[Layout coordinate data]
──────

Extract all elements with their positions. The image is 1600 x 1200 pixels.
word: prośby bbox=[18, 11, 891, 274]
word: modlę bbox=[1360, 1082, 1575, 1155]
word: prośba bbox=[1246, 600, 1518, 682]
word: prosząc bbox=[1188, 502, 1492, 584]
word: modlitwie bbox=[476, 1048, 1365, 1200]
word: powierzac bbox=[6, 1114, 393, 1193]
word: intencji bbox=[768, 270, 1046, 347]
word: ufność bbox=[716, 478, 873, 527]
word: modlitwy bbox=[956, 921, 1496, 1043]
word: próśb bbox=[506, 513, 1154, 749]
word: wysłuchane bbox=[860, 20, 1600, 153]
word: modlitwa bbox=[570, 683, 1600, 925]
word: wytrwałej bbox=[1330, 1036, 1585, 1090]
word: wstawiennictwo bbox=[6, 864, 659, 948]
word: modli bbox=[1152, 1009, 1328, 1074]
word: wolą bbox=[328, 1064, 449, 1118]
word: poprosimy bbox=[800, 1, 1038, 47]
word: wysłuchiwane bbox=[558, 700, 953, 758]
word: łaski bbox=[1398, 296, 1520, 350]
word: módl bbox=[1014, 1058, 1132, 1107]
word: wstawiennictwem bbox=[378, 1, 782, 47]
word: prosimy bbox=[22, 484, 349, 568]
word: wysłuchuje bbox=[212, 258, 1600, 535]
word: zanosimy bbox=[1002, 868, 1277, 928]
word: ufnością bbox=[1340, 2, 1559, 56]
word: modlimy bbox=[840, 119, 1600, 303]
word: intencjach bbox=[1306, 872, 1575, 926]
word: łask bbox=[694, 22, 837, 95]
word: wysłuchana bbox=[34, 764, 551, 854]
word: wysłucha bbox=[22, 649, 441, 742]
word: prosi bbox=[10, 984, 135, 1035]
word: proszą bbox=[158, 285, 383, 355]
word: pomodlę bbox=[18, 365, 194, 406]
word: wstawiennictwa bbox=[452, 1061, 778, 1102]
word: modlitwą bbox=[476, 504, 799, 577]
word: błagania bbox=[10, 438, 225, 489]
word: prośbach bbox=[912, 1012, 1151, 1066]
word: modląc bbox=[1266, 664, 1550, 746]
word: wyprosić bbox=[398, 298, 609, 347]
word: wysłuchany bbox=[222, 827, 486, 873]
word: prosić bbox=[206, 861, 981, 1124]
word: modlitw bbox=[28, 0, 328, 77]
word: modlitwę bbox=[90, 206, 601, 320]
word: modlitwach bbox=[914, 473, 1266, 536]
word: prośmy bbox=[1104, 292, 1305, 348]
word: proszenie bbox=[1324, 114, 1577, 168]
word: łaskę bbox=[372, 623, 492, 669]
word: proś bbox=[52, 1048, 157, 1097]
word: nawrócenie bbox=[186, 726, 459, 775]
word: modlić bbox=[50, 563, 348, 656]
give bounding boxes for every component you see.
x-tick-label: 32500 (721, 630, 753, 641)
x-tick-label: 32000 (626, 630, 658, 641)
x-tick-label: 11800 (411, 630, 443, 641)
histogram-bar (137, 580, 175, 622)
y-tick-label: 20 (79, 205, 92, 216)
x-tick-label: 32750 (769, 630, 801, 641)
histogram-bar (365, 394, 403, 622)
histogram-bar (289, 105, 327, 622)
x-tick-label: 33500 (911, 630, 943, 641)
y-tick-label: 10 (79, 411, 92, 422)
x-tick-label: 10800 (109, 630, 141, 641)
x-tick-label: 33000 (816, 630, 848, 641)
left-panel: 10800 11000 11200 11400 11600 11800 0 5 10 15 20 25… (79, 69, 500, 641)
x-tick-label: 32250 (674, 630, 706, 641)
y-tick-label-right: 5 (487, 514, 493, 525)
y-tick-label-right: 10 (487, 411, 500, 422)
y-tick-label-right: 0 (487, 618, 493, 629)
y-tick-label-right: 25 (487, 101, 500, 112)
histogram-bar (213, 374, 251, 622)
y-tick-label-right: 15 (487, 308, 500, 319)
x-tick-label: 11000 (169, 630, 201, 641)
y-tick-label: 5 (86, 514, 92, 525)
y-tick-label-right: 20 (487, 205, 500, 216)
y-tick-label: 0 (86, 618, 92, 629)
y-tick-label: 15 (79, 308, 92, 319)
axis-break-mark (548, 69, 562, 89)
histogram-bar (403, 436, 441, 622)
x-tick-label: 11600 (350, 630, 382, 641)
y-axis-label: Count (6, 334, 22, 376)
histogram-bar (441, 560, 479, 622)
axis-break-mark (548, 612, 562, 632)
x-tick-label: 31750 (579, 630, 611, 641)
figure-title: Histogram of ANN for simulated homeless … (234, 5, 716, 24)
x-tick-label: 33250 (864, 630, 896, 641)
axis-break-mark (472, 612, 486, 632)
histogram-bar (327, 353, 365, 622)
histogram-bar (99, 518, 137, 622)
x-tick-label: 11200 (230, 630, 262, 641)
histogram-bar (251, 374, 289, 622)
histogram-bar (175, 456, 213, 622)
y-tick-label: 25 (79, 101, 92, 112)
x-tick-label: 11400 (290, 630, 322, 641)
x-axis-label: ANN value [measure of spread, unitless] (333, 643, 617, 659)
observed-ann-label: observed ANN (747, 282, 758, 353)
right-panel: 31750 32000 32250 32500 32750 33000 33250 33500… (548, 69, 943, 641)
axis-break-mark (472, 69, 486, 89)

──────

**Prompt**
Count the lines in the data that contain the string "break" and reply with only that number.

**Exercise solution**
4